[Your objective]
What is the number of lines containing the word "polecenia"? Give that number alone.

--

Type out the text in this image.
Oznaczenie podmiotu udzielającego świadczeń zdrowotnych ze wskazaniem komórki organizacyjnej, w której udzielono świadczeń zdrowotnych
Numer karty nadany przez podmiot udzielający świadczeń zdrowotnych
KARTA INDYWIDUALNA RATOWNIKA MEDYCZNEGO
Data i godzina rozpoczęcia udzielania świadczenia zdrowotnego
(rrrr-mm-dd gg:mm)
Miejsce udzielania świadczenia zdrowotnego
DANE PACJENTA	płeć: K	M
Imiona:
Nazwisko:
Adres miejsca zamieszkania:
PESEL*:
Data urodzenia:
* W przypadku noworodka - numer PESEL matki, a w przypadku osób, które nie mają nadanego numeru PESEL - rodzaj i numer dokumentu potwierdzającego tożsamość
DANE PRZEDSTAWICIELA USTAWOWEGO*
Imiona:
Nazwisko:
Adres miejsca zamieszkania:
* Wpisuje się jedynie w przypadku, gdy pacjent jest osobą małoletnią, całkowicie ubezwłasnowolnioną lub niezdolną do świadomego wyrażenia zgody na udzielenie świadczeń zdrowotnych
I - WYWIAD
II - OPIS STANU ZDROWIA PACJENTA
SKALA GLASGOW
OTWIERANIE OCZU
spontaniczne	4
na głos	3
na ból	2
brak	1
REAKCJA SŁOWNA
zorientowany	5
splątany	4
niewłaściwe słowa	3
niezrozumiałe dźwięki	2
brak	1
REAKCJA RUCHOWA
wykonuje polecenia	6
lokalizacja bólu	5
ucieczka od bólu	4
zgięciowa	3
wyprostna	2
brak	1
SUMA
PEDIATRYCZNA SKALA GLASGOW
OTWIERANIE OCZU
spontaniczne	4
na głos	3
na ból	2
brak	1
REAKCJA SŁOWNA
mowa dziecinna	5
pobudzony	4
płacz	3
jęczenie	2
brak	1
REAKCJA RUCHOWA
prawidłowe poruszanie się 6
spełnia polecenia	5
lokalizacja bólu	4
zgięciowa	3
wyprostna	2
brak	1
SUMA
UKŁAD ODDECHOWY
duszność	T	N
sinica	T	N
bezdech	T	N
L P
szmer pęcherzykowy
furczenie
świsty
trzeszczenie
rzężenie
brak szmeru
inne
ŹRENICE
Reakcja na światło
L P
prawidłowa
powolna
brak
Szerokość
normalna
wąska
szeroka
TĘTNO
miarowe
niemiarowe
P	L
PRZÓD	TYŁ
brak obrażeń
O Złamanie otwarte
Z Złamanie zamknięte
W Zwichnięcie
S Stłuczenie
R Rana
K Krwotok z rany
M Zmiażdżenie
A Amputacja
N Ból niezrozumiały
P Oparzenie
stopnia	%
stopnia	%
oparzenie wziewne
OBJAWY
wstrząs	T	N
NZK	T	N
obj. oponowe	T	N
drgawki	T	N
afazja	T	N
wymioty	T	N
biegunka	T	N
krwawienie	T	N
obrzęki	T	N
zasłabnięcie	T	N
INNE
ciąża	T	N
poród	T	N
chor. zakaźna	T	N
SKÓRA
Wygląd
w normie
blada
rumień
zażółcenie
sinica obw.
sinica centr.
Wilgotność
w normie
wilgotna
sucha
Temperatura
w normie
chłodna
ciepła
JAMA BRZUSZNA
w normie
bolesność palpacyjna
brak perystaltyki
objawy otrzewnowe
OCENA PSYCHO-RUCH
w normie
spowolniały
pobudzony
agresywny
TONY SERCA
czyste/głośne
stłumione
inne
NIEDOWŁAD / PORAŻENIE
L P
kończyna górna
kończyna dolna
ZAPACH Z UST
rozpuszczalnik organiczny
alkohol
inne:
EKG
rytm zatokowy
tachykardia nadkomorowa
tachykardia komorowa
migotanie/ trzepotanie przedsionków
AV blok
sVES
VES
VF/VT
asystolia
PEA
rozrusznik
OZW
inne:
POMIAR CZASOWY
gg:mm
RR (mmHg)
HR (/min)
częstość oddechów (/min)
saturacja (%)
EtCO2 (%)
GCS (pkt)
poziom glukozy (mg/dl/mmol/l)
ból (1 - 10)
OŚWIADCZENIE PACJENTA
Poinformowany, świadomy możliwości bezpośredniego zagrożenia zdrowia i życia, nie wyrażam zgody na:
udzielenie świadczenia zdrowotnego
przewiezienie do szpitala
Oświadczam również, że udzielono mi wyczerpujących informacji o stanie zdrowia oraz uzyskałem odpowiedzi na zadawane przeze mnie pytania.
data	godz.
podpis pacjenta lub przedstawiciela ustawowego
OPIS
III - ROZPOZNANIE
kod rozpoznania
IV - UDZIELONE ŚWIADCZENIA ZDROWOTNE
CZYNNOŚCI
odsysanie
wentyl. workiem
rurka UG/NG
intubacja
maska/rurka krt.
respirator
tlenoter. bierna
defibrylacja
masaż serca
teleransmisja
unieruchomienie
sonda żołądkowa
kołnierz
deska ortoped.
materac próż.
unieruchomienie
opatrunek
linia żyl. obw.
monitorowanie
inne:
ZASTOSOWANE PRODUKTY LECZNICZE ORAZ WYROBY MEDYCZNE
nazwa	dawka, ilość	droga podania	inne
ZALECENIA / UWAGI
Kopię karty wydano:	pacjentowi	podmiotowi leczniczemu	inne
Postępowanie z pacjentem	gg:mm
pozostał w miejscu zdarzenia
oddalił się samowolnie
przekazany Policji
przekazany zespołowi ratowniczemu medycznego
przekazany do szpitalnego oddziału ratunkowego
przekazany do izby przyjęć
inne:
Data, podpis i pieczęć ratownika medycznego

--

[Full solution]
2